▸ Your goal
List each line of the data in which the string "based" appears.

▸ Rows

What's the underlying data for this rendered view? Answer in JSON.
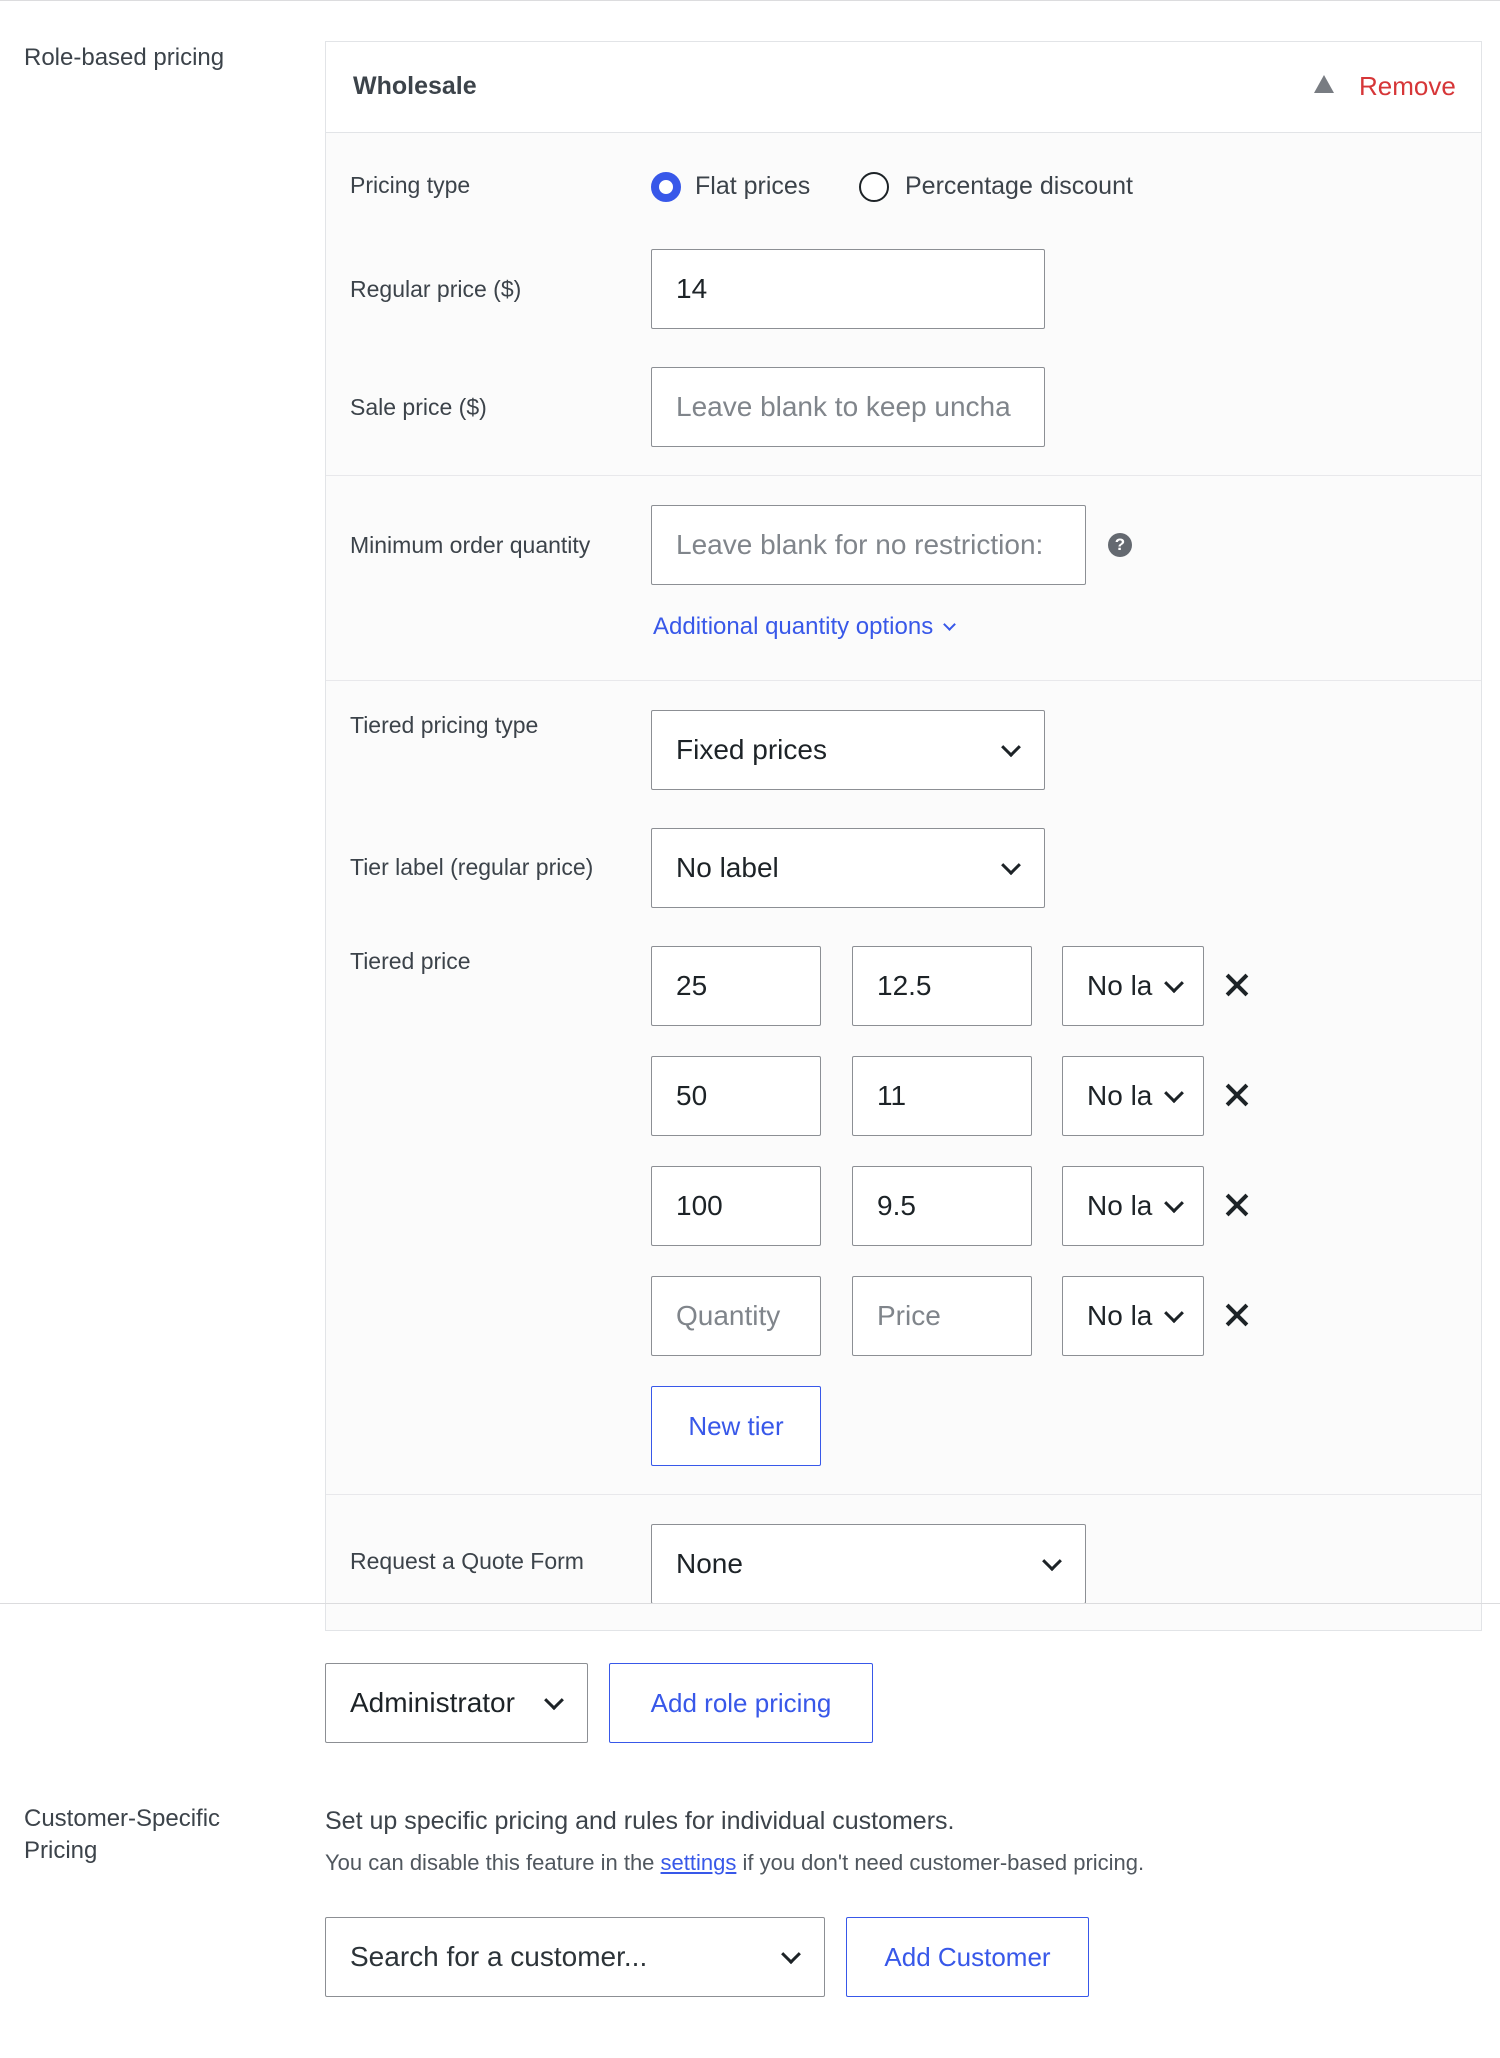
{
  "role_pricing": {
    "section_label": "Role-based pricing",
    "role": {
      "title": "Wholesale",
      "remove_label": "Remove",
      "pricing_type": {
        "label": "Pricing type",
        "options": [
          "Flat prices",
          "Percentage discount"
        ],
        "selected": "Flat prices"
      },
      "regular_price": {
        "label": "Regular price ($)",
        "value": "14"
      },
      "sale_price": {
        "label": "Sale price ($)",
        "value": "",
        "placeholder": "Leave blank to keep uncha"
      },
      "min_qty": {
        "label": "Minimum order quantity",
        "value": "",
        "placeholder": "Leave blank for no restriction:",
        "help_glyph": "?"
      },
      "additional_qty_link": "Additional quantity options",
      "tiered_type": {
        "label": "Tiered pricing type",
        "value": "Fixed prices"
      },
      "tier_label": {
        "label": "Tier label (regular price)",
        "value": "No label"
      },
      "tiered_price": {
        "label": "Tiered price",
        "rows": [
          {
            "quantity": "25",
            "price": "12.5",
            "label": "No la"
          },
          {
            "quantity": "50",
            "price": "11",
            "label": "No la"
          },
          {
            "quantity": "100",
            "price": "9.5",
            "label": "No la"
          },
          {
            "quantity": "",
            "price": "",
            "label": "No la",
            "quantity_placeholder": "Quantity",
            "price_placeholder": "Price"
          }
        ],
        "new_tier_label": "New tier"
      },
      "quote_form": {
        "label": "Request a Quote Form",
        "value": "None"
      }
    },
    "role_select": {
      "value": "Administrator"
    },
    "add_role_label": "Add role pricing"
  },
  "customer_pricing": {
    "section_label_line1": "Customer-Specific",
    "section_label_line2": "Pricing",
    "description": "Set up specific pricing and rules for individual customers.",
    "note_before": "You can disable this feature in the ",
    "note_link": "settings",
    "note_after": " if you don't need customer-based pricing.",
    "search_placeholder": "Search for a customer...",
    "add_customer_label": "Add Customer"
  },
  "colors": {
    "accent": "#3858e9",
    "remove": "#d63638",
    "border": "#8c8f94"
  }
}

==

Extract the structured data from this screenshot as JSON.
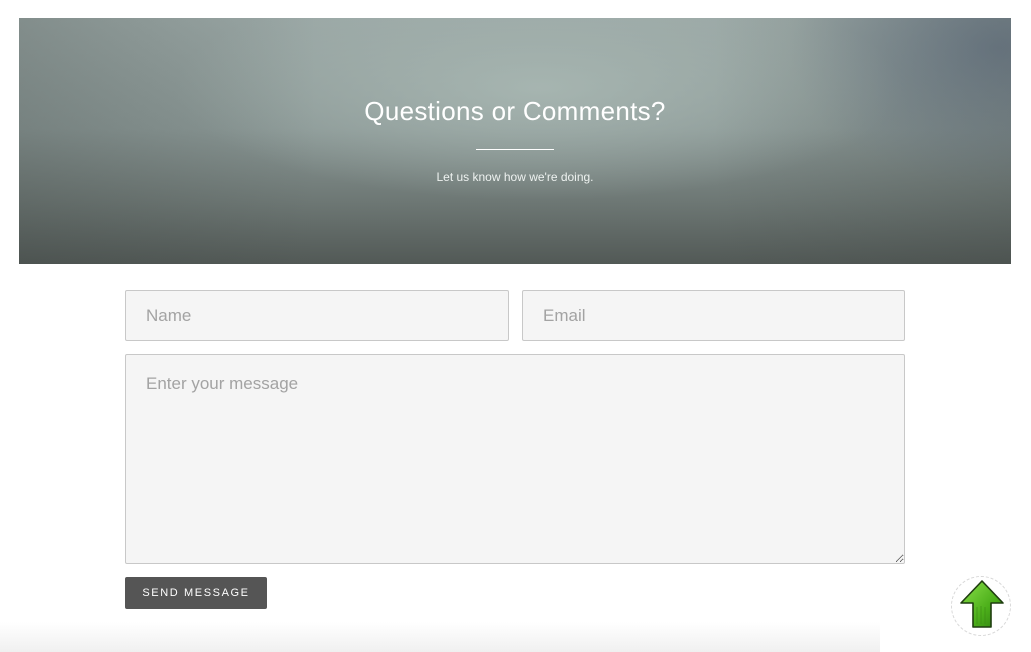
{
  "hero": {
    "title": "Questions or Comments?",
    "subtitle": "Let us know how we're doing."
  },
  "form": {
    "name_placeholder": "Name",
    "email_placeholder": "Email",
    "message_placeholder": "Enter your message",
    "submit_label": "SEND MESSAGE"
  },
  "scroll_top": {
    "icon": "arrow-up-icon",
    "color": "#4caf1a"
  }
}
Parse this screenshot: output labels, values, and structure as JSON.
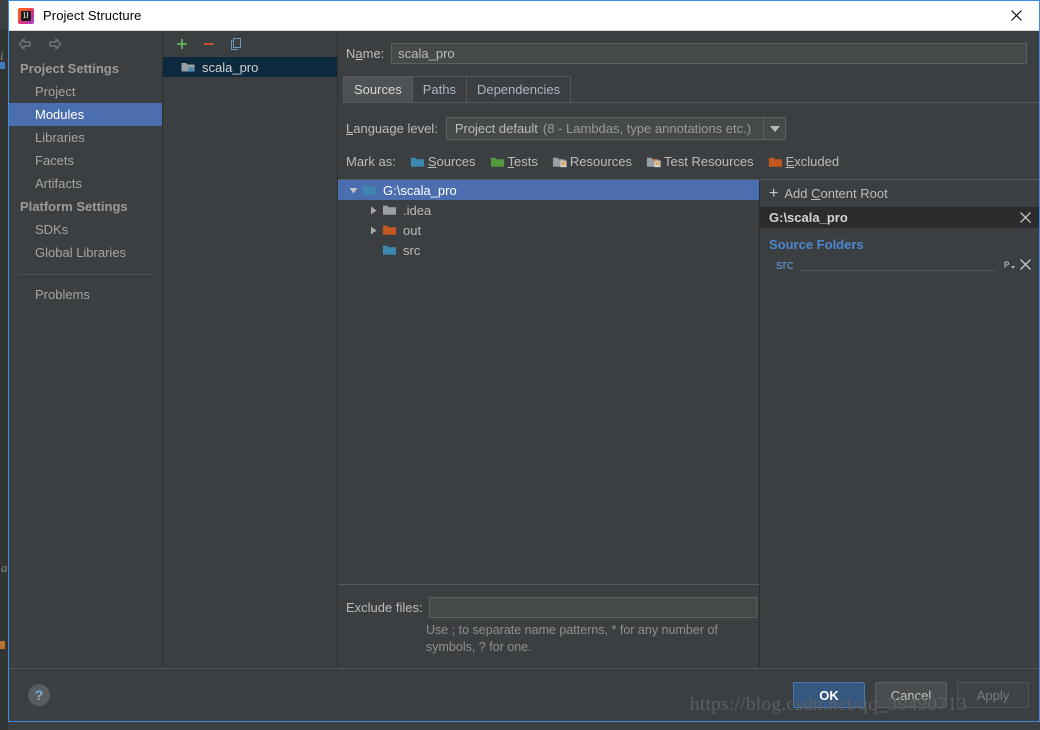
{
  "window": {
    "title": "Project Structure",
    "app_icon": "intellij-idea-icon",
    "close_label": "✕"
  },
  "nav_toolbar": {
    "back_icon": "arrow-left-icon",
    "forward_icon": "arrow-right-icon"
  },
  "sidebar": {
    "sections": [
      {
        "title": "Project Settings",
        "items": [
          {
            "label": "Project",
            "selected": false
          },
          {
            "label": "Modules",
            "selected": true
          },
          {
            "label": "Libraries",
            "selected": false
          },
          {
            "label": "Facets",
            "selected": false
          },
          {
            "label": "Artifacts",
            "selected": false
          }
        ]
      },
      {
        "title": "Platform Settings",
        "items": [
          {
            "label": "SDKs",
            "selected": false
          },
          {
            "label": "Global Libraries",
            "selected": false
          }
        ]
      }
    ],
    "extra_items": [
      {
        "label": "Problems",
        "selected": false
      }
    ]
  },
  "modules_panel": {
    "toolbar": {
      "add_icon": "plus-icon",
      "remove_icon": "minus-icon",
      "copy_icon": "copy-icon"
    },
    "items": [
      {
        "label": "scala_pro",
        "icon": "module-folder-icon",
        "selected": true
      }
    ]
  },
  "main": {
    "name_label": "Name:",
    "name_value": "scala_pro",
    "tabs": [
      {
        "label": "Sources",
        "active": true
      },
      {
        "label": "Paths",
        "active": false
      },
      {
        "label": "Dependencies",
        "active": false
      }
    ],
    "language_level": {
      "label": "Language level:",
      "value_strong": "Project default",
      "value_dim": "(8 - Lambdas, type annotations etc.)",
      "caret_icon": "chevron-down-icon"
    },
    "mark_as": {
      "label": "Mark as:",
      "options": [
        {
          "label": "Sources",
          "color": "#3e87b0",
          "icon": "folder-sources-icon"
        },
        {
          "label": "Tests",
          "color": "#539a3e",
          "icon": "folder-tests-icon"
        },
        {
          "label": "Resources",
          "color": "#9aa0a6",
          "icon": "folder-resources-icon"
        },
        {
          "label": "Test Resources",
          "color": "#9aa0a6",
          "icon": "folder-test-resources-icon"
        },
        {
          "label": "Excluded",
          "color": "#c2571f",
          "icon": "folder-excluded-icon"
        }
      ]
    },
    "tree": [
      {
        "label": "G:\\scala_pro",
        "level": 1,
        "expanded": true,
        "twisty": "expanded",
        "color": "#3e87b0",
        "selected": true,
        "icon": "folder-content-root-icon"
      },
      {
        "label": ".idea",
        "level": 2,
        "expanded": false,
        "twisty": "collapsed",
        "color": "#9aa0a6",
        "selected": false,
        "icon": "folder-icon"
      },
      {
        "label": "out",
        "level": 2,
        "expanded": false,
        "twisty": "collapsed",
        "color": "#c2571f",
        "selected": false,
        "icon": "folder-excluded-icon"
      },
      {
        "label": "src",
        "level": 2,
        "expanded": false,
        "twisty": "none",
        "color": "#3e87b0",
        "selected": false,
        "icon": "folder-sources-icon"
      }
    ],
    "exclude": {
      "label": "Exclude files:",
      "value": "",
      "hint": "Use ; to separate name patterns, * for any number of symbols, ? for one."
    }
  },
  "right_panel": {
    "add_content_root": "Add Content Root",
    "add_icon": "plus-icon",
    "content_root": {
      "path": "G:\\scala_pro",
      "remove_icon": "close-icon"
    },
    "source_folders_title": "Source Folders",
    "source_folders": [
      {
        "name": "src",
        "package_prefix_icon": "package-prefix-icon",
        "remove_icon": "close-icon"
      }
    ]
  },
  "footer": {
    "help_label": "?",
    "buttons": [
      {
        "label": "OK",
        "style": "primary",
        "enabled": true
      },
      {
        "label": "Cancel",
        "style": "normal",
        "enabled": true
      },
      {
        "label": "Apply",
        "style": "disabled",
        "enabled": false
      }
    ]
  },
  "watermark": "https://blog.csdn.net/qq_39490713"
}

==

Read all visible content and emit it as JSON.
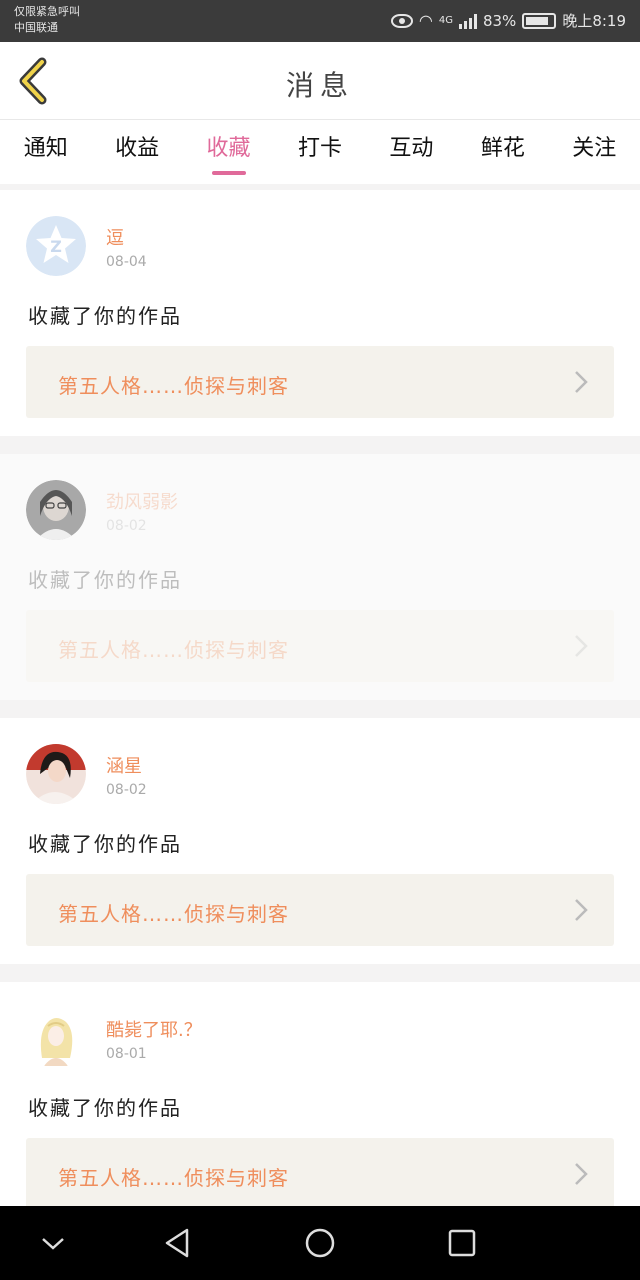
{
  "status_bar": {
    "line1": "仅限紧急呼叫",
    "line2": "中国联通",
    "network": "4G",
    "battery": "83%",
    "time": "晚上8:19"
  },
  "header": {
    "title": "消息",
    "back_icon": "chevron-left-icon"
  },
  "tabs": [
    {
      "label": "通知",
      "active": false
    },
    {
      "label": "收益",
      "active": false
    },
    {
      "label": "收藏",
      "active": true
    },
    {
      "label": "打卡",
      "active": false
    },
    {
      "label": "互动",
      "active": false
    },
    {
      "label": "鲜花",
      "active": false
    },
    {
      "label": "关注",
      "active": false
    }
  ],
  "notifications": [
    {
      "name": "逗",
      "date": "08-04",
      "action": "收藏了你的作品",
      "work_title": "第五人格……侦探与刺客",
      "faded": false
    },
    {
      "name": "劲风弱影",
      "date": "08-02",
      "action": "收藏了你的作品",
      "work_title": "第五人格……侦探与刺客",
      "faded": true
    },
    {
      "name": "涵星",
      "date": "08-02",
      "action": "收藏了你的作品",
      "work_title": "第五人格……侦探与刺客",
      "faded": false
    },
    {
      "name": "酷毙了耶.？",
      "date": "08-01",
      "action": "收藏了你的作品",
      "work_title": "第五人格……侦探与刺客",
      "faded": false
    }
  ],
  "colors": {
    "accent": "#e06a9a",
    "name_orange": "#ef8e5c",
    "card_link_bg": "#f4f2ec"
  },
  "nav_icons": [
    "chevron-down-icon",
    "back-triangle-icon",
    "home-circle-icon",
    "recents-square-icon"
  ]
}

▸ Complete answer
    "section_label": "Role-based pricing",
    "note_after": " if you don't need customer-based pricing.",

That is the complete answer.